Wie Essen und Treibstoff an die Waldbrand-Front in der Sächsischen Schweiz kommen

Ein ganzes Stück vor dem Ziel versagte das eigene Fahrzeug den Dienst. Das Gelände war einfach zu steil und unwegsam, mit dem Auto ging es keinesfalls weiter. Doch das sensible Transportgut duldete keine Pause, irgendwie musste es den Berg hinauf. Die Helfer besorgten sich vom Forst eine Waldraupe, so ein kleines Vehikel mit Ketten, daran befestigten sie den Anhänger. Man bewegte sich im gemächlichen Tempo, aber immerhin ging es vorwärts. Über eine Stunde brauchten sie bis zum Einsatzort, irgendwo hinter dem Zeughaus im Großen Zschand, mitten im Nationalpark Sächsische Schweiz.

.....

Arbeitsaufträge:
1. Beantworten Sie anhand des Textauszugs folgende Fragen:
(a) Von wem besorgten sich die Helfer die Waldraupe?
(b) Wie lange brauchten sie bis zum Einsatzort?
(c) In welchem Nationalpark lag der Einsatzort?
2. Schreiben Sie aus dem Textauszug den Abschnitt von „Wie Essen und“ bis „Nationalpark Sächsische Schweiz.“ wortgetreu ab.
3. Prüfen Sie, ob die folgenden Aussagen mit dem Textauszug übereinstimmen:
(a) Die Helfer konnten mit dem eigenen Auto bis zum Einsatzort fahren.
(b) An der Waldraupe befestigten die Helfer den Anhänger.
(c) Der Transport kam in hohem Tempo voran.

Datenblock:
.....

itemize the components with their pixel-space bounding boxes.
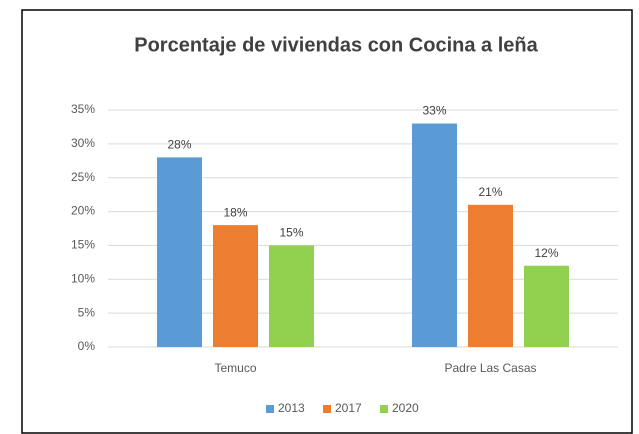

.....

Lösungen zur Übung:
1.
(a) Vom Forst.
(b) Über eine Stunde.
(c) Im Nationalpark Sächsische Schweiz.

2.
Wie Essen und Treibstoff an die Waldbrand-Front in der Sächsischen Schweiz kommen

Ein ganzes Stück vor dem Ziel versagte das eigene Fahrzeug den Dienst. Das Gelände war einfach zu steil und unwegsam, mit dem Auto ging es keinesfalls weiter. Doch das sensible Transportgut duldete keine Pause, irgendwie musste es den Berg hinauf. Die Helfer besorgten sich vom Forst eine Waldraupe, so ein kleines Vehikel mit Ketten, daran befestigten sie den Anhänger. Man bewegte sich im gemächlichen Tempo, aber immerhin ging es vorwärts. Über eine Stunde brauchten sie bis zum Einsatzort, irgendwo hinter dem Zeughaus im Großen Zschand, mitten im Nationalpark Sächsische Schweiz.

3.
(a) Nein: „mit dem Auto ging es keinesfalls weiter“.
(b) Ja: „daran befestigten sie den Anhänger“.
(c) Nein: „Man bewegte sich im gemächlichen Tempo“.